▶ SHORT PROBLEM: Put everything in the data below, from the line containing "caption-thicken-board: 15mm Thicken" down to the line containing "good-posture-scene: [339, 44, 679, 378]", into a JSON list of strings. Use one string per line, include both end lines, and leave out blank lines.

++++++++++

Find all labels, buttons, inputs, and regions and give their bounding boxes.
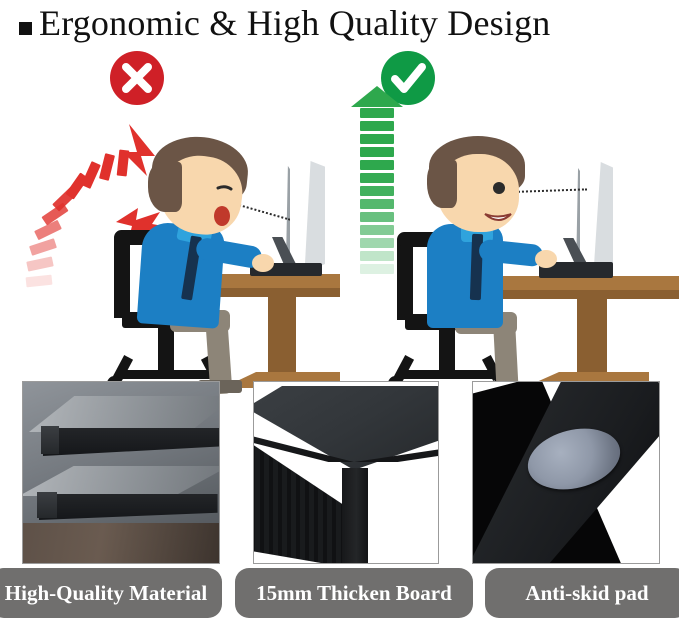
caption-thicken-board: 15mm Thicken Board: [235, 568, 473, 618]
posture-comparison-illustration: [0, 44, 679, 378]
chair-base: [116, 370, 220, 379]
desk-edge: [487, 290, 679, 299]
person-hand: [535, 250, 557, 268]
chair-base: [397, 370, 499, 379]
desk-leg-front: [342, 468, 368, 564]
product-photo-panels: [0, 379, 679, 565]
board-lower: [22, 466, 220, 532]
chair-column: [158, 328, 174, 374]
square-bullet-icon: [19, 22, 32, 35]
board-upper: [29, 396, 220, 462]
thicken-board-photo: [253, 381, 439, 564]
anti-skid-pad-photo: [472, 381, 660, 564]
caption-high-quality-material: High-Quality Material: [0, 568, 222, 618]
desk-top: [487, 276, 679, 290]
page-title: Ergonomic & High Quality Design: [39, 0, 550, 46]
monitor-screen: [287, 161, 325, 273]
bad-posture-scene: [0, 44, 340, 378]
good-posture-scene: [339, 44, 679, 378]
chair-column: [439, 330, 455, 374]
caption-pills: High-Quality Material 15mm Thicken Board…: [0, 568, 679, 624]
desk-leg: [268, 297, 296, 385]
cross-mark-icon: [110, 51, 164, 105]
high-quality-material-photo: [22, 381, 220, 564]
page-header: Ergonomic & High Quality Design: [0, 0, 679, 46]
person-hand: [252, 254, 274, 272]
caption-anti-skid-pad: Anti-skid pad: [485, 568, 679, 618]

++++++++++

▶ THE RESPONSE:
[
  "caption-thicken-board: 15mm Thicken Board: [235, 568, 473, 618]",
  "posture-comparison-illustration: [0, 44, 679, 378]",
  "chair-base: [116, 370, 220, 379]",
  "desk-edge: [487, 290, 679, 299]",
  "person-hand: [535, 250, 557, 268]",
  "chair-base: [397, 370, 499, 379]",
  "desk-leg-front: [342, 468, 368, 564]",
  "product-photo-panels: [0, 379, 679, 565]",
  "board-lower: [22, 466, 220, 532]",
  "chair-column: [158, 328, 174, 374]",
  "square-bullet-icon: [19, 22, 32, 35]",
  "board-upper: [29, 396, 220, 462]",
  "thicken-board-photo: [253, 381, 439, 564]",
  "anti-skid-pad-photo: [472, 381, 660, 564]",
  "caption-high-quality-material: High-Quality Material: [0, 568, 222, 618]",
  "desk-top: [487, 276, 679, 290]",
  "page-title: Ergonomic & High Quality Design: [39, 0, 550, 46]",
  "monitor-screen: [287, 161, 325, 273]",
  "bad-posture-scene: [0, 44, 340, 378]",
  "good-posture-scene: [339, 44, 679, 378]"
]